Required task → Return the records that follow, matching each one exactly.

Dataset rows →

────────────────────

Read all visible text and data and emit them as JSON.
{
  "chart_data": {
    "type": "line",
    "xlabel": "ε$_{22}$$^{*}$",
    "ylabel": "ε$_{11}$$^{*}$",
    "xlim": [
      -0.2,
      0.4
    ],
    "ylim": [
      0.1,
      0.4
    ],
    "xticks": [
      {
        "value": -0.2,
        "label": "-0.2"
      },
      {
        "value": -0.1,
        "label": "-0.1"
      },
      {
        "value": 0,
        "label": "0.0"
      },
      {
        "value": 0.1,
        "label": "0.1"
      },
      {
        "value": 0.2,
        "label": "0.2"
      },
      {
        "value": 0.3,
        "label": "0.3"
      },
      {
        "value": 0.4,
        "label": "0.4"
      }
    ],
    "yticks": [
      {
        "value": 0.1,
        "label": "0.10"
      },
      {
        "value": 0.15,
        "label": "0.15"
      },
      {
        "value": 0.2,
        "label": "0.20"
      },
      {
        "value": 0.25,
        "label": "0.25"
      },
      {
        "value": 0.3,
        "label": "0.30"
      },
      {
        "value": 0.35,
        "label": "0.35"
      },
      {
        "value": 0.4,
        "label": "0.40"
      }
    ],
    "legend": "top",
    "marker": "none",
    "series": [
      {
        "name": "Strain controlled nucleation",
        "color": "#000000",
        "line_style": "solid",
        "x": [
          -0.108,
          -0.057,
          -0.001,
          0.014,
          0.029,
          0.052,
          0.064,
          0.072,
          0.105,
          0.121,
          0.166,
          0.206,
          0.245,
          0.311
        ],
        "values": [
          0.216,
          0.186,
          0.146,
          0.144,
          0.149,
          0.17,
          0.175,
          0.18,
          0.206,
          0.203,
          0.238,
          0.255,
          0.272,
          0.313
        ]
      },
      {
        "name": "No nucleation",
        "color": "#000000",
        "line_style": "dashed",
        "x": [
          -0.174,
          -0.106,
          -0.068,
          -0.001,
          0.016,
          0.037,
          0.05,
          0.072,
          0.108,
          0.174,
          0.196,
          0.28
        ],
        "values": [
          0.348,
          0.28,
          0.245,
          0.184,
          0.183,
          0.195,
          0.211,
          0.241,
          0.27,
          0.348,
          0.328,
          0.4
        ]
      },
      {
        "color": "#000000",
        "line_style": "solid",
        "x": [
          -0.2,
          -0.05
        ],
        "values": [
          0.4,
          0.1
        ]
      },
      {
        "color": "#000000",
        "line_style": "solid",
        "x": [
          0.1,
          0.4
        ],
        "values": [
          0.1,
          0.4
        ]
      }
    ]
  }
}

────────────────────

Reply →
Read all visible text and data and emit them as JSON.
{
  "chart_data": {
    "type": "line",
    "xlabel": "ε$_{22}$$^{*}$",
    "ylabel": "ε$_{11}$$^{*}$",
    "xlim": [
      -0.2,
      0.4
    ],
    "ylim": [
      0.1,
      0.4
    ],
    "xticks": [
      {
        "value": -0.2,
        "label": "-0.2"
      },
      {
        "value": -0.1,
        "label": "-0.1"
      },
      {
        "value": 0,
        "label": "0.0"
      },
      {
        "value": 0.1,
        "label": "0.1"
      },
      {
        "value": 0.2,
        "label": "0.2"
      },
      {
        "value": 0.3,
        "label": "0.3"
      },
      {
        "value": 0.4,
        "label": "0.4"
      }
    ],
    "yticks": [
      {
        "value": 0.1,
        "label": "0.10"
      },
      {
        "value": 0.15,
        "label": "0.15"
      },
      {
        "value": 0.2,
        "label": "0.20"
      },
      {
        "value": 0.25,
        "label": "0.25"
      },
      {
        "value": 0.3,
        "label": "0.30"
      },
      {
        "value": 0.35,
        "label": "0.35"
      },
      {
        "value": 0.4,
        "label": "0.40"
      }
    ],
    "legend": "top",
    "marker": "none",
    "series": [
      {
        "name": "Strain controlled nucleation",
        "color": "#000000",
        "line_style": "solid",
        "x": [
          -0.108,
          -0.057,
          -0.001,
          0.014,
          0.029,
          0.052,
          0.064,
          0.072,
          0.105,
          0.121,
          0.166,
          0.206,
          0.245,
          0.311
        ],
        "values": [
          0.216,
          0.186,
          0.146,
          0.144,
          0.149,
          0.17,
          0.175,
          0.18,
          0.206,
          0.203,
          0.238,
          0.255,
          0.272,
          0.313
        ]
      },
      {
        "name": "No nucleation",
        "color": "#000000",
        "line_style": "dashed",
        "x": [
          -0.174,
          -0.106,
          -0.068,
          -0.001,
          0.016,
          0.037,
          0.05,
          0.072,
          0.108,
          0.174,
          0.196,
          0.28
        ],
        "values": [
          0.348,
          0.28,
          0.245,
          0.184,
          0.183,
          0.195,
          0.211,
          0.241,
          0.27,
          0.348,
          0.328,
          0.4
        ]
      },
      {
        "color": "#000000",
        "line_style": "solid",
        "x": [
          -0.2,
          -0.05
        ],
        "values": [
          0.4,
          0.1
        ]
      },
      {
        "color": "#000000",
        "line_style": "solid",
        "x": [
          0.1,
          0.4
        ],
        "values": [
          0.1,
          0.4
        ]
      }
    ]
  }
}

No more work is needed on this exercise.